Recorded data
^^^^
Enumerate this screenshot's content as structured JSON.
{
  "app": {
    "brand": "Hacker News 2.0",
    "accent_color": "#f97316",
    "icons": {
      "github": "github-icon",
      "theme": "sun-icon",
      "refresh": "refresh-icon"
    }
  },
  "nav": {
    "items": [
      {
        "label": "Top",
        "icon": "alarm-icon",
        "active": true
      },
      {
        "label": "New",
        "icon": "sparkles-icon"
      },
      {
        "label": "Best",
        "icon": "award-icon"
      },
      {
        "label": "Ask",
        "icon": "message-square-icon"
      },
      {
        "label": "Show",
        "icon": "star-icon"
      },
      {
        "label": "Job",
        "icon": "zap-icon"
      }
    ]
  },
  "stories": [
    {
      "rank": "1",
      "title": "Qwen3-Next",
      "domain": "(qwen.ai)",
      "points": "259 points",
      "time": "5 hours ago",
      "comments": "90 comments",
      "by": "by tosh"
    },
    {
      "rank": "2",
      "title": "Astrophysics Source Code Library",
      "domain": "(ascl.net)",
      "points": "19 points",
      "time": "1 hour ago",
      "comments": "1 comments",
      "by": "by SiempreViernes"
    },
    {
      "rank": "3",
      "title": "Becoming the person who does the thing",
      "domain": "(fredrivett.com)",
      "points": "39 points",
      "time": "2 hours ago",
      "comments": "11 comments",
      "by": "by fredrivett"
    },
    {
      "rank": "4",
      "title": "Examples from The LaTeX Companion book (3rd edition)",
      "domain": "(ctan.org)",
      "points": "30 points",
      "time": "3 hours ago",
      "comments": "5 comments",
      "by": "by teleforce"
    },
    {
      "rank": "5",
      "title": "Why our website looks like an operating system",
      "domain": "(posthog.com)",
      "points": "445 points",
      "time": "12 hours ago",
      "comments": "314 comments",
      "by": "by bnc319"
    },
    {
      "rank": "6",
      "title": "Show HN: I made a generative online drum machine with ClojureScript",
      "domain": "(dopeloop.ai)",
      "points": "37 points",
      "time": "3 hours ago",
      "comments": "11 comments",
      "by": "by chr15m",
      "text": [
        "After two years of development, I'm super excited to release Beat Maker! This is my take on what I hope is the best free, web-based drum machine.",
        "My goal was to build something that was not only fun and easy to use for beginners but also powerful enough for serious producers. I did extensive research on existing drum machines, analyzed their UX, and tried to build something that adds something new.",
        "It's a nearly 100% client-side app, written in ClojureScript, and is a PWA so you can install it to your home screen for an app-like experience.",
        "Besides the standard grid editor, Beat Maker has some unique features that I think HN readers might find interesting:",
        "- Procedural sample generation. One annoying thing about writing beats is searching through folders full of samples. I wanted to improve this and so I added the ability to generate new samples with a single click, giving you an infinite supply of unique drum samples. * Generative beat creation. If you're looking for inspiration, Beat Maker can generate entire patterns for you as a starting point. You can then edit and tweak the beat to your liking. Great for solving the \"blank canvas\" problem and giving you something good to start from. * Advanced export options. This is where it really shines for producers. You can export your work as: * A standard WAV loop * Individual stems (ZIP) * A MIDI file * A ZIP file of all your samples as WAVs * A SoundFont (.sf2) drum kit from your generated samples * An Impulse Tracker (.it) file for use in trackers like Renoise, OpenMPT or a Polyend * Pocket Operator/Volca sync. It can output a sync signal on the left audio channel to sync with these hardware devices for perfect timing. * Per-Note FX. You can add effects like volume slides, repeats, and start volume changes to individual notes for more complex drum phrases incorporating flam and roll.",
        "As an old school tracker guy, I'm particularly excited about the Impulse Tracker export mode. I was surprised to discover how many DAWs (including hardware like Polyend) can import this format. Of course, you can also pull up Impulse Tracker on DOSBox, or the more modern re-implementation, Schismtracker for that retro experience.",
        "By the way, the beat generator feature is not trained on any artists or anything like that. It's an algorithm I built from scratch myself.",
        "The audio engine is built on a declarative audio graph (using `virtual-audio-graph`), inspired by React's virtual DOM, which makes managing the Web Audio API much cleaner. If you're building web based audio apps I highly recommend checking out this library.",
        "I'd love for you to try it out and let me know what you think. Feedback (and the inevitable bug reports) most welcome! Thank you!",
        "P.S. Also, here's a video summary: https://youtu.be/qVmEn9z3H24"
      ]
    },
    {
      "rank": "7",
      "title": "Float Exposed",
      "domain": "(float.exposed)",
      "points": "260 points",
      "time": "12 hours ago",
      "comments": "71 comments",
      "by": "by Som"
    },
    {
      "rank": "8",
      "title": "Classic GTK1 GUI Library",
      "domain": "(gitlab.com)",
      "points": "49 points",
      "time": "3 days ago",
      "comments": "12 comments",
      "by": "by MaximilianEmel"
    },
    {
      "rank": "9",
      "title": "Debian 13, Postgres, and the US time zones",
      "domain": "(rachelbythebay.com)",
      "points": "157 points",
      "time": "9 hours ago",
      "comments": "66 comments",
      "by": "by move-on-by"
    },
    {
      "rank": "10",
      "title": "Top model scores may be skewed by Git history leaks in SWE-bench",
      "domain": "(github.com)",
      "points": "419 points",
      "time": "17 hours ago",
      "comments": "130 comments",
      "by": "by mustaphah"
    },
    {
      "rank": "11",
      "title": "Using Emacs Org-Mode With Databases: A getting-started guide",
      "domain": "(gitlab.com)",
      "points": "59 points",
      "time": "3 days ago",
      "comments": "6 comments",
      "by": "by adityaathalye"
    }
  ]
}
^^^^
Each record must be returned exactly as it is written.

Enumerate this screenshot's content as structured JSON.
{
  "app": {
    "brand": "Hacker News 2.0",
    "accent_color": "#f97316",
    "icons": {
      "github": "github-icon",
      "theme": "sun-icon",
      "refresh": "refresh-icon"
    }
  },
  "nav": {
    "items": [
      {
        "label": "Top",
        "icon": "alarm-icon",
        "active": true
      },
      {
        "label": "New",
        "icon": "sparkles-icon"
      },
      {
        "label": "Best",
        "icon": "award-icon"
      },
      {
        "label": "Ask",
        "icon": "message-square-icon"
      },
      {
        "label": "Show",
        "icon": "star-icon"
      },
      {
        "label": "Job",
        "icon": "zap-icon"
      }
    ]
  },
  "stories": [
    {
      "rank": "1",
      "title": "Qwen3-Next",
      "domain": "(qwen.ai)",
      "points": "259 points",
      "time": "5 hours ago",
      "comments": "90 comments",
      "by": "by tosh"
    },
    {
      "rank": "2",
      "title": "Astrophysics Source Code Library",
      "domain": "(ascl.net)",
      "points": "19 points",
      "time": "1 hour ago",
      "comments": "1 comments",
      "by": "by SiempreViernes"
    },
    {
      "rank": "3",
      "title": "Becoming the person who does the thing",
      "domain": "(fredrivett.com)",
      "points": "39 points",
      "time": "2 hours ago",
      "comments": "11 comments",
      "by": "by fredrivett"
    },
    {
      "rank": "4",
      "title": "Examples from The LaTeX Companion book (3rd edition)",
      "domain": "(ctan.org)",
      "points": "30 points",
      "time": "3 hours ago",
      "comments": "5 comments",
      "by": "by teleforce"
    },
    {
      "rank": "5",
      "title": "Why our website looks like an operating system",
      "domain": "(posthog.com)",
      "points": "445 points",
      "time": "12 hours ago",
      "comments": "314 comments",
      "by": "by bnc319"
    },
    {
      "rank": "6",
      "title": "Show HN: I made a generative online drum machine with ClojureScript",
      "domain": "(dopeloop.ai)",
      "points": "37 points",
      "time": "3 hours ago",
      "comments": "11 comments",
      "by": "by chr15m",
      "text": [
        "After two years of development, I'm super excited to release Beat Maker! This is my take on what I hope is the best free, web-based drum machine.",
        "My goal was to build something that was not only fun and easy to use for beginners but also powerful enough for serious producers. I did extensive research on existing drum machines, analyzed their UX, and tried to build something that adds something new.",
        "It's a nearly 100% client-side app, written in ClojureScript, and is a PWA so you can install it to your home screen for an app-like experience.",
        "Besides the standard grid editor, Beat Maker has some unique features that I think HN readers might find interesting:",
        "- Procedural sample generation. One annoying thing about writing beats is searching through folders full of samples. I wanted to improve this and so I added the ability to generate new samples with a single click, giving you an infinite supply of unique drum samples. * Generative beat creation. If you're looking for inspiration, Beat Maker can generate entire patterns for you as a starting point. You can then edit and tweak the beat to your liking. Great for solving the \"blank canvas\" problem and giving you something good to start from. * Advanced export options. This is where it really shines for producers. You can export your work as: * A standard WAV loop * Individual stems (ZIP) * A MIDI file * A ZIP file of all your samples as WAVs * A SoundFont (.sf2) drum kit from your generated samples * An Impulse Tracker (.it) file for use in trackers like Renoise, OpenMPT or a Polyend * Pocket Operator/Volca sync. It can output a sync signal on the left audio channel to sync with these hardware devices for perfect timing. * Per-Note FX. You can add effects like volume slides, repeats, and start volume changes to individual notes for more complex drum phrases incorporating flam and roll.",
        "As an old school tracker guy, I'm particularly excited about the Impulse Tracker export mode. I was surprised to discover how many DAWs (including hardware like Polyend) can import this format. Of course, you can also pull up Impulse Tracker on DOSBox, or the more modern re-implementation, Schismtracker for that retro experience.",
        "By the way, the beat generator feature is not trained on any artists or anything like that. It's an algorithm I built from scratch myself.",
        "The audio engine is built on a declarative audio graph (using `virtual-audio-graph`), inspired by React's virtual DOM, which makes managing the Web Audio API much cleaner. If you're building web based audio apps I highly recommend checking out this library.",
        "I'd love for you to try it out and let me know what you think. Feedback (and the inevitable bug reports) most welcome! Thank you!",
        "P.S. Also, here's a video summary: https://youtu.be/qVmEn9z3H24"
      ]
    },
    {
      "rank": "7",
      "title": "Float Exposed",
      "domain": "(float.exposed)",
      "points": "260 points",
      "time": "12 hours ago",
      "comments": "71 comments",
      "by": "by Som"
    },
    {
      "rank": "8",
      "title": "Classic GTK1 GUI Library",
      "domain": "(gitlab.com)",
      "points": "49 points",
      "time": "3 days ago",
      "comments": "12 comments",
      "by": "by MaximilianEmel"
    },
    {
      "rank": "9",
      "title": "Debian 13, Postgres, and the US time zones",
      "domain": "(rachelbythebay.com)",
      "points": "157 points",
      "time": "9 hours ago",
      "comments": "66 comments",
      "by": "by move-on-by"
    },
    {
      "rank": "10",
      "title": "Top model scores may be skewed by Git history leaks in SWE-bench",
      "domain": "(github.com)",
      "points": "419 points",
      "time": "17 hours ago",
      "comments": "130 comments",
      "by": "by mustaphah"
    },
    {
      "rank": "11",
      "title": "Using Emacs Org-Mode With Databases: A getting-started guide",
      "domain": "(gitlab.com)",
      "points": "59 points",
      "time": "3 days ago",
      "comments": "6 comments",
      "by": "by adityaathalye"
    }
  ]
}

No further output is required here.